» Required task
Output the material below unchanged, apart from leaving out the pictures.

━━━ Data for this task

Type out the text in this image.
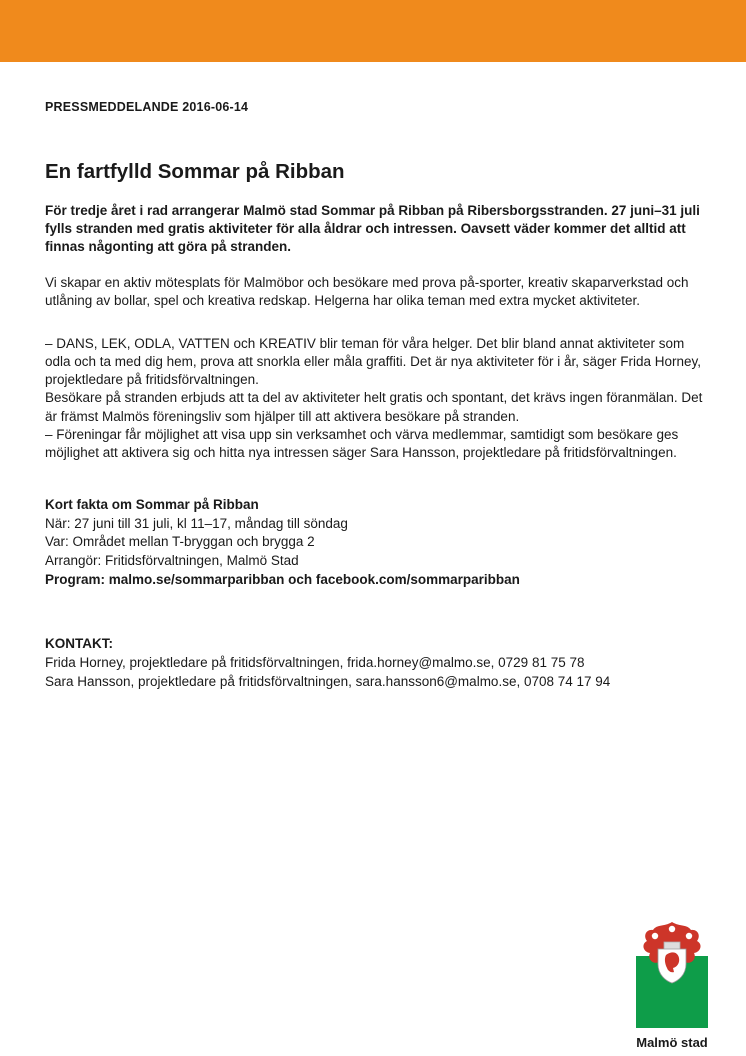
PRESSMEDDELANDE 2016-06-14
En fartfylld Sommar på Ribban

För tredje året i rad arrangerar Malmö stad Sommar på Ribban på Ribersborgsstranden. 27 juni–31 juli fylls stranden med gratis aktiviteter för alla åldrar och intressen. Oavsett väder kommer det alltid att finnas någonting att göra på stranden.

Vi skapar en aktiv mötesplats för Malmöbor och besökare med prova på-sporter, kreativ skaparverkstad och utlåning av bollar, spel och kreativa redskap. Helgerna har olika teman med extra mycket aktiviteter.

– DANS, LEK, ODLA, VATTEN och KREATIV blir teman för våra helger. Det blir bland annat aktiviteter som odla och ta med dig hem, prova att snorkla eller måla graffiti. Det är nya aktiviteter för i år, säger Frida Horney, projektledare på fritidsförvaltningen.

Besökare på stranden erbjuds att ta del av aktiviteter helt gratis och spontant, det krävs ingen föranmälan. Det är främst Malmös föreningsliv som hjälper till att aktivera besökare på stranden.

– Föreningar får möjlighet att visa upp sin verksamhet och värva medlemmar, samtidigt som besökare ges möjlighet att aktivera sig och hitta nya intressen säger Sara Hansson, projektledare på fritidsförvaltningen.

Kort fakta om Sommar på Ribban
När: 27 juni till 31 juli, kl 11–17, måndag till söndag
Var: Området mellan T-bryggan och brygga 2
Arrangör: Fritidsförvaltningen, Malmö Stad
Program: malmo.se/sommarparibban och facebook.com/sommarparibban
KONTAKT:
Frida Horney, projektledare på fritidsförvaltningen, frida.horney@malmo.se, 0729 81 75 78
Sara Hansson, projektledare på fritidsförvaltningen, sara.hansson6@malmo.se, 0708 74 17 94
Malmö stad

━━━━━━

» Finished exercise
Type out the text in this image.
PRESSMEDDELANDE 2016-06-14
En fartfylld Sommar på Ribban

För tredje året i rad arrangerar Malmö stad Sommar på Ribban på Ribersborgsstranden. 27 juni–31 juli fylls stranden med gratis aktiviteter för alla åldrar och intressen. Oavsett väder kommer det alltid att finnas någonting att göra på stranden.

Vi skapar en aktiv mötesplats för Malmöbor och besökare med prova på-sporter, kreativ skaparverkstad och utlåning av bollar, spel och kreativa redskap. Helgerna har olika teman med extra mycket aktiviteter.

– DANS, LEK, ODLA, VATTEN och KREATIV blir teman för våra helger. Det blir bland annat aktiviteter som odla och ta med dig hem, prova att snorkla eller måla graffiti. Det är nya aktiviteter för i år, säger Frida Horney, projektledare på fritidsförvaltningen.

Besökare på stranden erbjuds att ta del av aktiviteter helt gratis och spontant, det krävs ingen föranmälan. Det är främst Malmös föreningsliv som hjälper till att aktivera besökare på stranden.

– Föreningar får möjlighet att visa upp sin verksamhet och värva medlemmar, samtidigt som besökare ges möjlighet att aktivera sig och hitta nya intressen säger Sara Hansson, projektledare på fritidsförvaltningen.

Kort fakta om Sommar på Ribban
När: 27 juni till 31 juli, kl 11–17, måndag till söndag
Var: Området mellan T-bryggan och brygga 2
Arrangör: Fritidsförvaltningen, Malmö Stad
Program: malmo.se/sommarparibban och facebook.com/sommarparibban
KONTAKT:
Frida Horney, projektledare på fritidsförvaltningen, frida.horney@malmo.se, 0729 81 75 78
Sara Hansson, projektledare på fritidsförvaltningen, sara.hansson6@malmo.se, 0708 74 17 94
Malmö stad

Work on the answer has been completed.